Using the listing below, select the lines with the word "Lithium" and copy them.

:: Supplied information

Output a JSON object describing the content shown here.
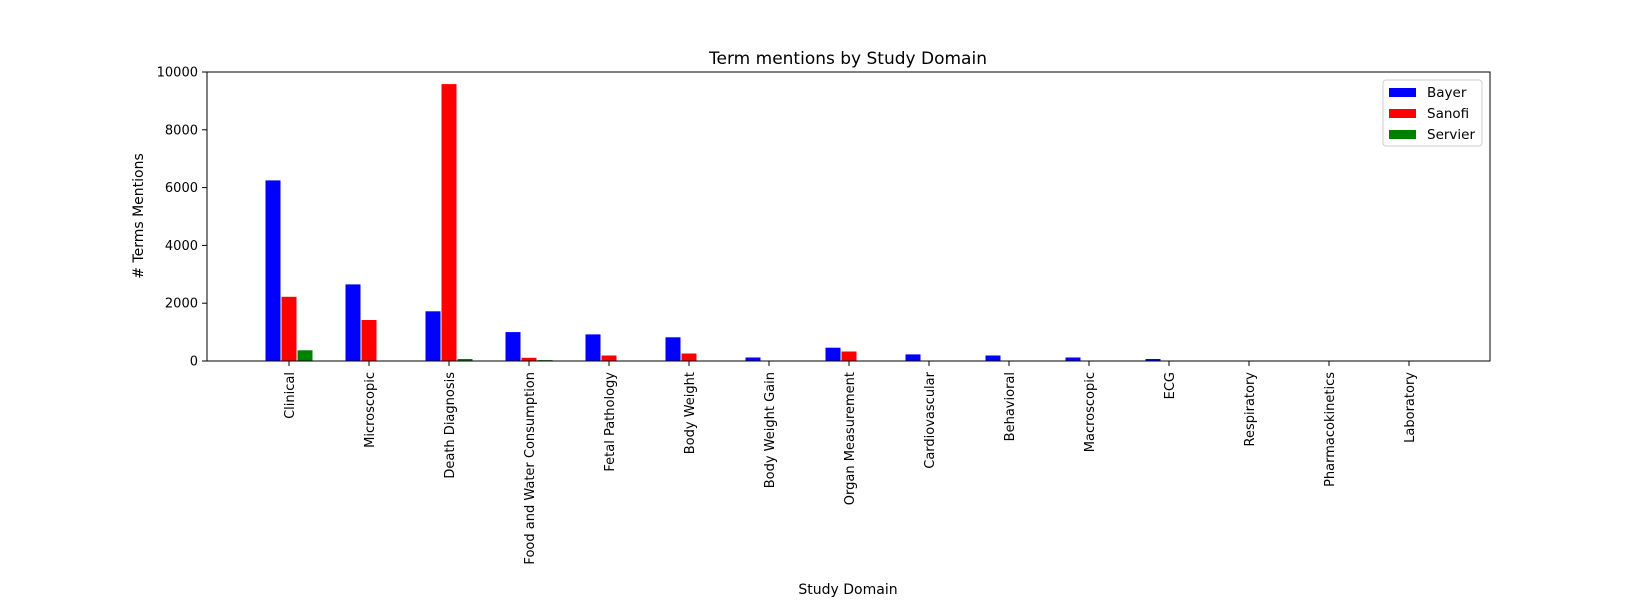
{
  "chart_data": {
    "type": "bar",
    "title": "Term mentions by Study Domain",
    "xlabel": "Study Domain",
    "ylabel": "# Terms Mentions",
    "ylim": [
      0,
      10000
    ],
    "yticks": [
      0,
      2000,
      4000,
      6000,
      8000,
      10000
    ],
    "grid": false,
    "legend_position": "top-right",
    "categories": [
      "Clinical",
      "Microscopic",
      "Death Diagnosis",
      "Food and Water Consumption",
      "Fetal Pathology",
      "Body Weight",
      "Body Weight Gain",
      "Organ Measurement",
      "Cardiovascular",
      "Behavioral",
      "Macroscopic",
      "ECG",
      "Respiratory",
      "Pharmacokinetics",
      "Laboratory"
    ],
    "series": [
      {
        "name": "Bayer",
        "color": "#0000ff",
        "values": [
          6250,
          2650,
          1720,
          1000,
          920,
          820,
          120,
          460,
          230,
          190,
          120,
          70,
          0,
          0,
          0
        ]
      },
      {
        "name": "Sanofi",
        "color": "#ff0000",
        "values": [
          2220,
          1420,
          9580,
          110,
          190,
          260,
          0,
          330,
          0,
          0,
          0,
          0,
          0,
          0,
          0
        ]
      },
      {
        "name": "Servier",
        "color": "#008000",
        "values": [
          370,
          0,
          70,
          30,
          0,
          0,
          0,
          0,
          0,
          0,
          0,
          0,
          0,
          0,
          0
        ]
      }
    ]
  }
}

::::
:: Supplied information

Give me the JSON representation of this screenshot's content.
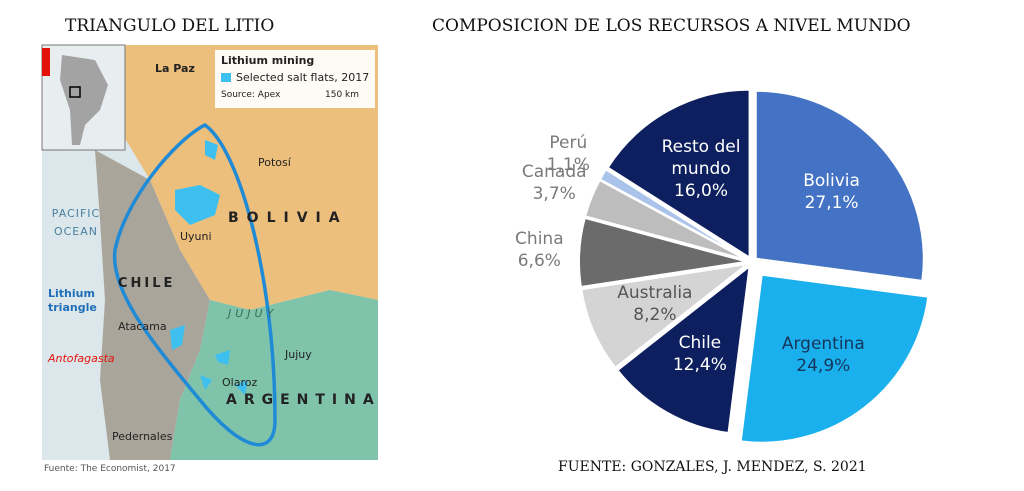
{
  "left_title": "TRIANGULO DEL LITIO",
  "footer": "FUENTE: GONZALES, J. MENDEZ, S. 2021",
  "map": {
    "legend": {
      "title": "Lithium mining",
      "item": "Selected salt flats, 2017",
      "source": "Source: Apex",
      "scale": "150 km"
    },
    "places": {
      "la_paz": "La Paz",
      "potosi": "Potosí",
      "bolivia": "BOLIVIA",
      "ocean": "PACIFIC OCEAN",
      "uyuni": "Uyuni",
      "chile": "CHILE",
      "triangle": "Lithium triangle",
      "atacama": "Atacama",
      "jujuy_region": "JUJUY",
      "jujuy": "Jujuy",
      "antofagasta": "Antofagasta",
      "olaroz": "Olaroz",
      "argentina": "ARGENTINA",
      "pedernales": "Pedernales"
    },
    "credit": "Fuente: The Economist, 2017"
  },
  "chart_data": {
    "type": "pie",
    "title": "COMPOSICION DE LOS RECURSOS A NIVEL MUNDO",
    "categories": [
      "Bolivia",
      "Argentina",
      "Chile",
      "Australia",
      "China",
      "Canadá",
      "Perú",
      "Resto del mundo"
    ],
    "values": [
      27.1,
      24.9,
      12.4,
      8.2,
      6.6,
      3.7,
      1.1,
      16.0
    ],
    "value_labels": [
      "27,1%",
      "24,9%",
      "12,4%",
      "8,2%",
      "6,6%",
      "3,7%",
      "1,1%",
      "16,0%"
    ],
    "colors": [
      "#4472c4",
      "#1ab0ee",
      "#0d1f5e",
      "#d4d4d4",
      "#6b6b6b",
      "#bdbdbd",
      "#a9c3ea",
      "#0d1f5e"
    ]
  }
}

::::

**Answer for this exercise:**
      "title": "Lithium mining",
      "triangle": "Lithium triangle",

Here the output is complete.